■ **CHALLENGE**
Look through the data below. Collect every line where the word "tăng" occurs.

--- Begin SUPPLIED MATERIAL ---

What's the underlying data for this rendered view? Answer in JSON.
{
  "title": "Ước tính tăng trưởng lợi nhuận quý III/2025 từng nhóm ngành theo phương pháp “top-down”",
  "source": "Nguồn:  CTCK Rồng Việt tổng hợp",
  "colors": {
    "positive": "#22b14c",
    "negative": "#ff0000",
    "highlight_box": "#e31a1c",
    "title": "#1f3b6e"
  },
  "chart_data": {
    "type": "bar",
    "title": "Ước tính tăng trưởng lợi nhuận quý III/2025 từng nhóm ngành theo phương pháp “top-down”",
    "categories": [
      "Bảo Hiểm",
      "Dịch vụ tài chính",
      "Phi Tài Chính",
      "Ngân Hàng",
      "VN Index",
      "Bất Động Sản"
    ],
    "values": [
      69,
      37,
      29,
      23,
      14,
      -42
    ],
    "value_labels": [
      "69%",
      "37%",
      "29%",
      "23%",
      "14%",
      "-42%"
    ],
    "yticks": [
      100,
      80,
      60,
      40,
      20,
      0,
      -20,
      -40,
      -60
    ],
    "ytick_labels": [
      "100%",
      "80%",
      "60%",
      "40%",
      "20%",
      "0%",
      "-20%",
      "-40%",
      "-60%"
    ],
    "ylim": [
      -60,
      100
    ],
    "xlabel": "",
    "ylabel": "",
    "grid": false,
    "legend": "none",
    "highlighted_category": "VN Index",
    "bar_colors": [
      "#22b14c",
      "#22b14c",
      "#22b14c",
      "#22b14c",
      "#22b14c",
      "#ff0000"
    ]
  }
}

--- End SUPPLIED MATERIAL ---

■ **RESULT FOR THIS EXERCISE**
  "title": "Ước tính tăng trưởng lợi nhuận quý III/2025 từng nhóm ngành theo phương pháp “top-down”",
    "title": "Ước tính tăng trưởng lợi nhuận quý III/2025 từng nhóm ngành theo phương pháp “top-down”",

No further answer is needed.